◆ **EXERCISE TASK**
Print the listing below exactly.

[BEGIN]

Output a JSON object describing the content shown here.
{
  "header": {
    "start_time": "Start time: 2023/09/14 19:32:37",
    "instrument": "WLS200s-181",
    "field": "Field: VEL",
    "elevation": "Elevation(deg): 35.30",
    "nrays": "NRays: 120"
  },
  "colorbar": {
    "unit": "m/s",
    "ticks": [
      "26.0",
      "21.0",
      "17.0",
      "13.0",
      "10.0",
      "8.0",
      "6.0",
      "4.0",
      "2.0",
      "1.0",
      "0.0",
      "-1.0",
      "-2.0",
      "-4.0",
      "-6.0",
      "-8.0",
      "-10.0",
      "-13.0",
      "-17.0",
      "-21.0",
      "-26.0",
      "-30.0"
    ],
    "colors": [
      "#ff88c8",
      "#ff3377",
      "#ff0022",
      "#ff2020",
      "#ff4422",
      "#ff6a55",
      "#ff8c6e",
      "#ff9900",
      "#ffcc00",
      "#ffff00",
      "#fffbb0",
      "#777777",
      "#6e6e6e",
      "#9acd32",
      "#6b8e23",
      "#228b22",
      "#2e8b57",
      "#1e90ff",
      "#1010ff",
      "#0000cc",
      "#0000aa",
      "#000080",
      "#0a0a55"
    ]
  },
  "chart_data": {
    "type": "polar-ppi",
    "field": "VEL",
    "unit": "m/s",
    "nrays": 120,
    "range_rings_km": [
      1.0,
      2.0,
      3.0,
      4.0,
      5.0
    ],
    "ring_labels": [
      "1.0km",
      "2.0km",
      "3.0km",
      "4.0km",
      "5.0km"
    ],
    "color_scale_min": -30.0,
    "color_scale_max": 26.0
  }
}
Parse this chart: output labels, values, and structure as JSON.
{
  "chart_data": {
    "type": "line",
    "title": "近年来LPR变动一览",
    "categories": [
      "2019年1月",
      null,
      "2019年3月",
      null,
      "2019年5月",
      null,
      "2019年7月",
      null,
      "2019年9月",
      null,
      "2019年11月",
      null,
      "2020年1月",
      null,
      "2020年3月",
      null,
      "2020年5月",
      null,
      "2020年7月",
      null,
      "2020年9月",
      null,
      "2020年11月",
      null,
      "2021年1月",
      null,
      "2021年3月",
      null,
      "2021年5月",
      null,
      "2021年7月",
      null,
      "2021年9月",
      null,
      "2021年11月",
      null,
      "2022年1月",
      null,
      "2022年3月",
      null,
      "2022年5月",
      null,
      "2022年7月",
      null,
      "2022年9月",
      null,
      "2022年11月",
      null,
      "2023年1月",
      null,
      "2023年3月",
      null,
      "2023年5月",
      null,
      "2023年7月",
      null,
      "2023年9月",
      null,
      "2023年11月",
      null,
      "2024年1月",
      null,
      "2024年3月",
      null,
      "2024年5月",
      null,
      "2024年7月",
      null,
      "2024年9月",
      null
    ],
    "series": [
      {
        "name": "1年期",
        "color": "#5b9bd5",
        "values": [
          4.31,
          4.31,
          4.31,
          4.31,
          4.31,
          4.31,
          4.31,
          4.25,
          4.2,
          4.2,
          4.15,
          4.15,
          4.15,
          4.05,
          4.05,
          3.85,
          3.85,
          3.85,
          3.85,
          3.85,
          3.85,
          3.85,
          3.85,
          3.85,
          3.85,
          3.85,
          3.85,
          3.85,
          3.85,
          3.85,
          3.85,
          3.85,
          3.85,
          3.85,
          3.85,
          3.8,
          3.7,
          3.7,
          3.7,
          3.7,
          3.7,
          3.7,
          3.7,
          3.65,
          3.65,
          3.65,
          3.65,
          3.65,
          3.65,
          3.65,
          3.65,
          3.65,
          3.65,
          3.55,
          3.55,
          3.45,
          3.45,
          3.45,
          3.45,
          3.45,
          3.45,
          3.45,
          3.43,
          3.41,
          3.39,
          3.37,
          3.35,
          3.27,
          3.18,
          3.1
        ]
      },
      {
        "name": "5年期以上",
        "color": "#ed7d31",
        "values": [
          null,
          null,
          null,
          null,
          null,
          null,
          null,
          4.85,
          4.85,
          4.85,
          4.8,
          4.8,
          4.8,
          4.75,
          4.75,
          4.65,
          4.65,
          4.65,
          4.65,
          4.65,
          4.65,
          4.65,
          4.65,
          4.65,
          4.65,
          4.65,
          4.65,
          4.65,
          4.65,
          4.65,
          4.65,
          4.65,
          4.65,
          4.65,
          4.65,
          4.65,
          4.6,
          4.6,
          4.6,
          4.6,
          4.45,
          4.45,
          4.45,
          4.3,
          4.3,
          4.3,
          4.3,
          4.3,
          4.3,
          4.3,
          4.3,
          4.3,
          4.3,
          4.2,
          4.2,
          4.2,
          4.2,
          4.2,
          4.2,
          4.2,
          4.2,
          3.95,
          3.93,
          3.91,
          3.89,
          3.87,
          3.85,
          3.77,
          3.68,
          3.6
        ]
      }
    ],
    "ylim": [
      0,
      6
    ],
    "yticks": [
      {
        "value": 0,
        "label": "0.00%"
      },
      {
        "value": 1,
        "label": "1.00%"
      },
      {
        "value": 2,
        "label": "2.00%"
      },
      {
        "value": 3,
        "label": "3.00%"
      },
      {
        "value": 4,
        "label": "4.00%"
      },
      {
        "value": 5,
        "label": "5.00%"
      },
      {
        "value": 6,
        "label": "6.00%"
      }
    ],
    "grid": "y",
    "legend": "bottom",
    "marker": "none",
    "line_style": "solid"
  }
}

[END]

◆ **EXERCISE RESPONSE**
Output a JSON object describing the content shown here.
{
  "header": {
    "start_time": "Start time: 2023/09/14 19:32:37",
    "instrument": "WLS200s-181",
    "field": "Field: VEL",
    "elevation": "Elevation(deg): 35.30",
    "nrays": "NRays: 120"
  },
  "colorbar": {
    "unit": "m/s",
    "ticks": [
      "26.0",
      "21.0",
      "17.0",
      "13.0",
      "10.0",
      "8.0",
      "6.0",
      "4.0",
      "2.0",
      "1.0",
      "0.0",
      "-1.0",
      "-2.0",
      "-4.0",
      "-6.0",
      "-8.0",
      "-10.0",
      "-13.0",
      "-17.0",
      "-21.0",
      "-26.0",
      "-30.0"
    ],
    "colors": [
      "#ff88c8",
      "#ff3377",
      "#ff0022",
      "#ff2020",
      "#ff4422",
      "#ff6a55",
      "#ff8c6e",
      "#ff9900",
      "#ffcc00",
      "#ffff00",
      "#fffbb0",
      "#777777",
      "#6e6e6e",
      "#9acd32",
      "#6b8e23",
      "#228b22",
      "#2e8b57",
      "#1e90ff",
      "#1010ff",
      "#0000cc",
      "#0000aa",
      "#000080",
      "#0a0a55"
    ]
  },
  "chart_data": {
    "type": "polar-ppi",
    "field": "VEL",
    "unit": "m/s",
    "nrays": 120,
    "range_rings_km": [
      1.0,
      2.0,
      3.0,
      4.0,
      5.0
    ],
    "ring_labels": [
      "1.0km",
      "2.0km",
      "3.0km",
      "4.0km",
      "5.0km"
    ],
    "color_scale_min": -30.0,
    "color_scale_max": 26.0
  }
}
Parse this chart: output labels, values, and structure as JSON.
{
  "chart_data": {
    "type": "line",
    "title": "近年来LPR变动一览",
    "categories": [
      "2019年1月",
      null,
      "2019年3月",
      null,
      "2019年5月",
      null,
      "2019年7月",
      null,
      "2019年9月",
      null,
      "2019年11月",
      null,
      "2020年1月",
      null,
      "2020年3月",
      null,
      "2020年5月",
      null,
      "2020年7月",
      null,
      "2020年9月",
      null,
      "2020年11月",
      null,
      "2021年1月",
      null,
      "2021年3月",
      null,
      "2021年5月",
      null,
      "2021年7月",
      null,
      "2021年9月",
      null,
      "2021年11月",
      null,
      "2022年1月",
      null,
      "2022年3月",
      null,
      "2022年5月",
      null,
      "2022年7月",
      null,
      "2022年9月",
      null,
      "2022年11月",
      null,
      "2023年1月",
      null,
      "2023年3月",
      null,
      "2023年5月",
      null,
      "2023年7月",
      null,
      "2023年9月",
      null,
      "2023年11月",
      null,
      "2024年1月",
      null,
      "2024年3月",
      null,
      "2024年5月",
      null,
      "2024年7月",
      null,
      "2024年9月",
      null
    ],
    "series": [
      {
        "name": "1年期",
        "color": "#5b9bd5",
        "values": [
          4.31,
          4.31,
          4.31,
          4.31,
          4.31,
          4.31,
          4.31,
          4.25,
          4.2,
          4.2,
          4.15,
          4.15,
          4.15,
          4.05,
          4.05,
          3.85,
          3.85,
          3.85,
          3.85,
          3.85,
          3.85,
          3.85,
          3.85,
          3.85,
          3.85,
          3.85,
          3.85,
          3.85,
          3.85,
          3.85,
          3.85,
          3.85,
          3.85,
          3.85,
          3.85,
          3.8,
          3.7,
          3.7,
          3.7,
          3.7,
          3.7,
          3.7,
          3.7,
          3.65,
          3.65,
          3.65,
          3.65,
          3.65,
          3.65,
          3.65,
          3.65,
          3.65,
          3.65,
          3.55,
          3.55,
          3.45,
          3.45,
          3.45,
          3.45,
          3.45,
          3.45,
          3.45,
          3.43,
          3.41,
          3.39,
          3.37,
          3.35,
          3.27,
          3.18,
          3.1
        ]
      },
      {
        "name": "5年期以上",
        "color": "#ed7d31",
        "values": [
          null,
          null,
          null,
          null,
          null,
          null,
          null,
          4.85,
          4.85,
          4.85,
          4.8,
          4.8,
          4.8,
          4.75,
          4.75,
          4.65,
          4.65,
          4.65,
          4.65,
          4.65,
          4.65,
          4.65,
          4.65,
          4.65,
          4.65,
          4.65,
          4.65,
          4.65,
          4.65,
          4.65,
          4.65,
          4.65,
          4.65,
          4.65,
          4.65,
          4.65,
          4.6,
          4.6,
          4.6,
          4.6,
          4.45,
          4.45,
          4.45,
          4.3,
          4.3,
          4.3,
          4.3,
          4.3,
          4.3,
          4.3,
          4.3,
          4.3,
          4.3,
          4.2,
          4.2,
          4.2,
          4.2,
          4.2,
          4.2,
          4.2,
          4.2,
          3.95,
          3.93,
          3.91,
          3.89,
          3.87,
          3.85,
          3.77,
          3.68,
          3.6
        ]
      }
    ],
    "ylim": [
      0,
      6
    ],
    "yticks": [
      {
        "value": 0,
        "label": "0.00%"
      },
      {
        "value": 1,
        "label": "1.00%"
      },
      {
        "value": 2,
        "label": "2.00%"
      },
      {
        "value": 3,
        "label": "3.00%"
      },
      {
        "value": 4,
        "label": "4.00%"
      },
      {
        "value": 5,
        "label": "5.00%"
      },
      {
        "value": 6,
        "label": "6.00%"
      }
    ],
    "grid": "y",
    "legend": "bottom",
    "marker": "none",
    "line_style": "solid"
  }
}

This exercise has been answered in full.